*Task prompt*:
From the listing below, pull each line that includes "source".
## BEGIN Data records
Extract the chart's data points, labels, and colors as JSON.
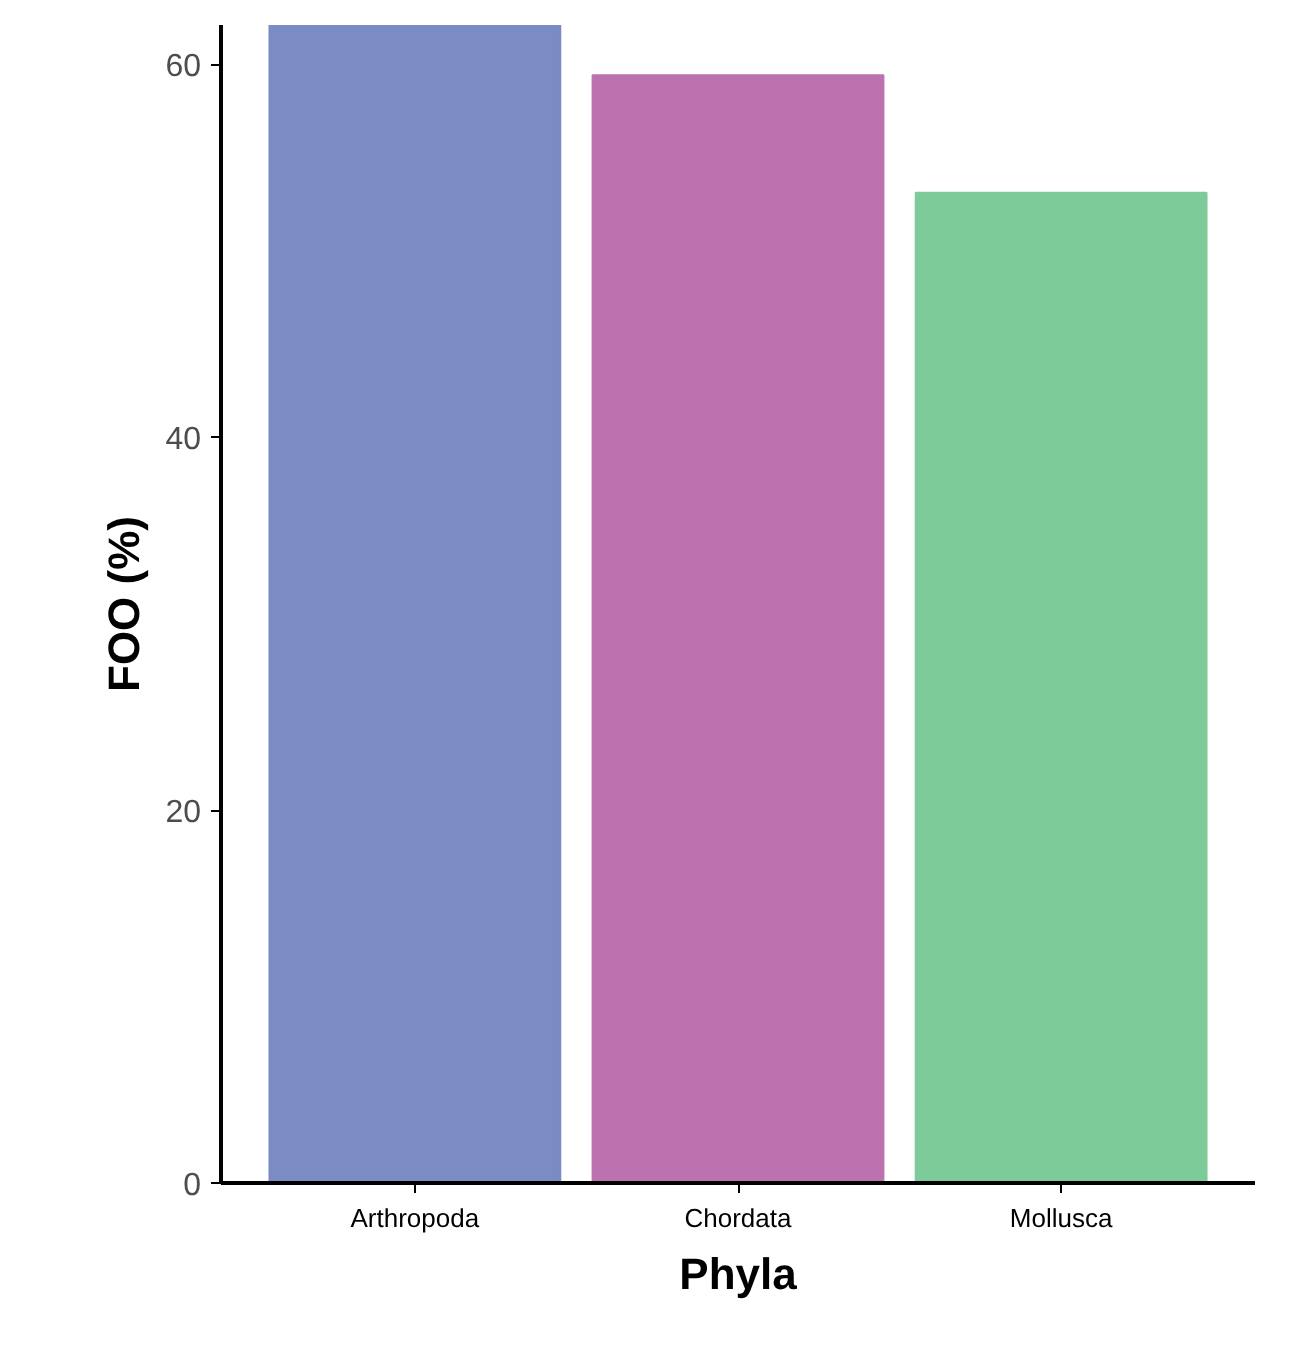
{
  "chart_data": {
    "type": "bar",
    "xlabel": "Phyla",
    "ylabel": "FOO (%)",
    "categories": [
      "Arthropoda",
      "Chordata",
      "Mollusca"
    ],
    "values": [
      62.1,
      59.4,
      53.1
    ],
    "colors": [
      "#7b8bc4",
      "#bd72b0",
      "#7ecb9a"
    ],
    "ylim": [
      0,
      62.1
    ],
    "yticks": [
      0,
      20,
      40,
      60
    ],
    "grid": false
  }
}
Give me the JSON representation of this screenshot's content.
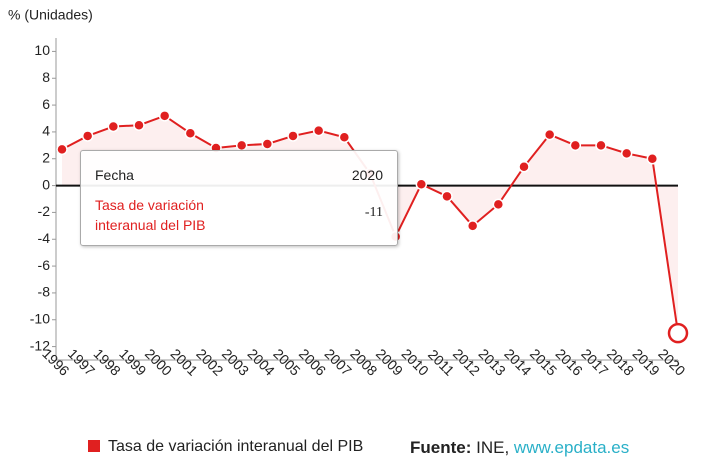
{
  "chart_data": {
    "type": "line",
    "ylabel": "% (Unidades)",
    "categories": [
      "1996",
      "1997",
      "1998",
      "1999",
      "2000",
      "2001",
      "2002",
      "2003",
      "2004",
      "2005",
      "2006",
      "2007",
      "2008",
      "2009",
      "2010",
      "2011",
      "2012",
      "2013",
      "2014",
      "2015",
      "2016",
      "2017",
      "2018",
      "2019",
      "2020"
    ],
    "series": [
      {
        "name": "Tasa de variación interanual del PIB",
        "color": "#e02020",
        "values": [
          2.7,
          3.7,
          4.4,
          4.5,
          5.2,
          3.9,
          2.8,
          3.0,
          3.1,
          3.7,
          4.1,
          3.6,
          0.9,
          -3.8,
          0.1,
          -0.8,
          -3.0,
          -1.4,
          1.4,
          3.8,
          3.0,
          3.0,
          2.4,
          2.0,
          -11
        ]
      }
    ],
    "ylim": [
      -13,
      11
    ],
    "yticks": [
      -12,
      -10,
      -8,
      -6,
      -4,
      -2,
      0,
      2,
      4,
      6,
      8,
      10
    ],
    "tooltip": {
      "header": "Fecha"
    },
    "source": {
      "label": "Fuente:",
      "text": "INE,",
      "link": "www.epdata.es"
    }
  }
}
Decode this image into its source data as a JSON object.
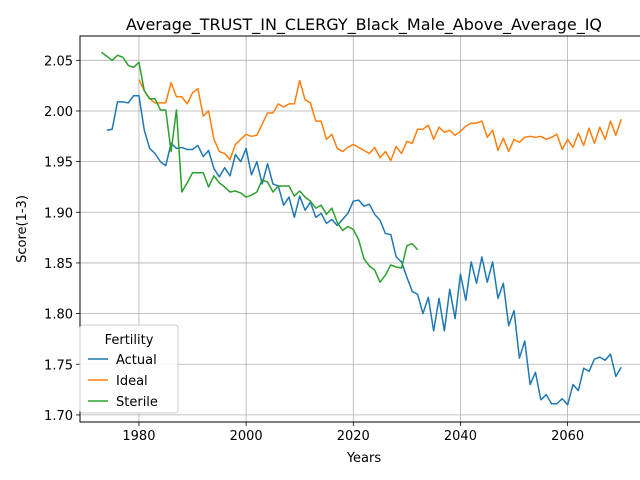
{
  "chart_data": {
    "type": "line",
    "title": "Average_TRUST_IN_CLERGY_Black_Male_Above_Average_IQ",
    "xlabel": "Years",
    "ylabel": "Score(1-3)",
    "xlim": [
      1969,
      2075
    ],
    "ylim": [
      1.693,
      2.074
    ],
    "xticks": [
      1980,
      2000,
      2020,
      2040,
      2060
    ],
    "yticks": [
      1.7,
      1.75,
      1.8,
      1.85,
      1.9,
      1.95,
      2.0,
      2.05
    ],
    "grid": true,
    "legend": {
      "title": "Fertility",
      "placement": "lower-left"
    },
    "series": [
      {
        "name": "Actual",
        "color": "#1f77b4",
        "x": [
          1974,
          1975,
          1976,
          1977,
          1978,
          1979,
          1980,
          1981,
          1982,
          1983,
          1984,
          1985,
          1986,
          1987,
          1988,
          1989,
          1990,
          1991,
          1992,
          1993,
          1994,
          1995,
          1996,
          1997,
          1998,
          1999,
          2000,
          2001,
          2002,
          2003,
          2004,
          2005,
          2006,
          2007,
          2008,
          2009,
          2010,
          2011,
          2012,
          2013,
          2014,
          2015,
          2016,
          2017,
          2018,
          2019,
          2020,
          2021,
          2022,
          2023,
          2024,
          2025,
          2026,
          2027,
          2028,
          2029,
          2030,
          2031,
          2032,
          2033,
          2034,
          2035,
          2036,
          2037,
          2038,
          2039,
          2040,
          2041,
          2042,
          2043,
          2044,
          2045,
          2046,
          2047,
          2048,
          2049,
          2050,
          2051,
          2052,
          2053,
          2054,
          2055,
          2056,
          2057,
          2058,
          2059,
          2060,
          2061,
          2062,
          2063,
          2064,
          2065,
          2066,
          2067,
          2068,
          2069,
          2070
        ],
        "y": [
          1.981,
          1.982,
          2.009,
          2.009,
          2.008,
          2.015,
          2.015,
          1.981,
          1.963,
          1.958,
          1.95,
          1.946,
          1.968,
          1.963,
          1.964,
          1.962,
          1.962,
          1.966,
          1.955,
          1.961,
          1.943,
          1.935,
          1.944,
          1.936,
          1.957,
          1.95,
          1.963,
          1.937,
          1.95,
          1.928,
          1.948,
          1.928,
          1.926,
          1.907,
          1.915,
          1.895,
          1.916,
          1.902,
          1.91,
          1.895,
          1.899,
          1.889,
          1.893,
          1.887,
          1.893,
          1.899,
          1.911,
          1.912,
          1.906,
          1.908,
          1.898,
          1.892,
          1.879,
          1.878,
          1.856,
          1.851,
          1.836,
          1.822,
          1.819,
          1.8,
          1.816,
          1.783,
          1.815,
          1.783,
          1.824,
          1.795,
          1.839,
          1.813,
          1.851,
          1.83,
          1.856,
          1.831,
          1.851,
          1.815,
          1.83,
          1.788,
          1.803,
          1.756,
          1.773,
          1.73,
          1.742,
          1.715,
          1.72,
          1.711,
          1.711,
          1.716,
          1.71,
          1.73,
          1.724,
          1.746,
          1.743,
          1.755,
          1.757,
          1.754,
          1.76,
          1.738,
          1.747
        ]
      },
      {
        "name": "Ideal",
        "color": "#ff7f0e",
        "x": [
          1980,
          1981,
          1982,
          1983,
          1984,
          1985,
          1986,
          1987,
          1988,
          1989,
          1990,
          1991,
          1992,
          1993,
          1994,
          1995,
          1996,
          1997,
          1998,
          1999,
          2000,
          2001,
          2002,
          2003,
          2004,
          2005,
          2006,
          2007,
          2008,
          2009,
          2010,
          2011,
          2012,
          2013,
          2014,
          2015,
          2016,
          2017,
          2018,
          2019,
          2020,
          2021,
          2022,
          2023,
          2024,
          2025,
          2026,
          2027,
          2028,
          2029,
          2030,
          2031,
          2032,
          2033,
          2034,
          2035,
          2036,
          2037,
          2038,
          2039,
          2040,
          2041,
          2042,
          2043,
          2044,
          2045,
          2046,
          2047,
          2048,
          2049,
          2050,
          2051,
          2052,
          2053,
          2054,
          2055,
          2056,
          2057,
          2058,
          2059,
          2060,
          2061,
          2062,
          2063,
          2064,
          2065,
          2066,
          2067,
          2068,
          2069,
          2070
        ],
        "y": [
          2.031,
          2.02,
          2.012,
          2.008,
          2.008,
          2.008,
          2.028,
          2.014,
          2.014,
          2.007,
          2.018,
          2.022,
          1.995,
          2.0,
          1.972,
          1.96,
          1.958,
          1.952,
          1.967,
          1.972,
          1.977,
          1.975,
          1.976,
          1.987,
          1.998,
          1.998,
          2.007,
          2.004,
          2.007,
          2.007,
          2.03,
          2.011,
          2.008,
          1.99,
          1.99,
          1.972,
          1.977,
          1.963,
          1.96,
          1.964,
          1.967,
          1.964,
          1.961,
          1.958,
          1.964,
          1.954,
          1.96,
          1.951,
          1.965,
          1.958,
          1.97,
          1.968,
          1.982,
          1.982,
          1.986,
          1.972,
          1.984,
          1.979,
          1.981,
          1.976,
          1.98,
          1.985,
          1.988,
          1.988,
          1.99,
          1.974,
          1.981,
          1.961,
          1.973,
          1.96,
          1.972,
          1.969,
          1.974,
          1.975,
          1.974,
          1.975,
          1.972,
          1.974,
          1.977,
          1.962,
          1.972,
          1.964,
          1.978,
          1.966,
          1.983,
          1.968,
          1.984,
          1.972,
          1.99,
          1.976,
          1.992
        ]
      },
      {
        "name": "Sterile",
        "color": "#2ca02c",
        "x": [
          1973,
          1974,
          1975,
          1976,
          1977,
          1978,
          1979,
          1980,
          1981,
          1982,
          1983,
          1984,
          1985,
          1986,
          1987,
          1988,
          1989,
          1990,
          1991,
          1992,
          1993,
          1994,
          1995,
          1996,
          1997,
          1998,
          1999,
          2000,
          2001,
          2002,
          2003,
          2004,
          2005,
          2006,
          2007,
          2008,
          2009,
          2010,
          2011,
          2012,
          2013,
          2014,
          2015,
          2016,
          2017,
          2018,
          2019,
          2020,
          2021,
          2022,
          2023,
          2024,
          2025,
          2026,
          2027,
          2028,
          2029,
          2030,
          2031,
          2032
        ],
        "y": [
          2.058,
          2.054,
          2.05,
          2.055,
          2.053,
          2.045,
          2.043,
          2.048,
          2.02,
          2.012,
          2.012,
          2.001,
          2.001,
          1.96,
          2.001,
          1.92,
          1.929,
          1.939,
          1.939,
          1.939,
          1.925,
          1.936,
          1.929,
          1.925,
          1.92,
          1.921,
          1.919,
          1.915,
          1.917,
          1.92,
          1.932,
          1.93,
          1.92,
          1.926,
          1.926,
          1.926,
          1.916,
          1.921,
          1.915,
          1.911,
          1.904,
          1.907,
          1.898,
          1.904,
          1.89,
          1.882,
          1.886,
          1.883,
          1.873,
          1.854,
          1.847,
          1.843,
          1.831,
          1.838,
          1.848,
          1.846,
          1.845,
          1.867,
          1.869,
          1.863
        ]
      }
    ]
  }
}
## END Data records
*Full output*:
    "source": {
Decode this image into its source data as a JSON object.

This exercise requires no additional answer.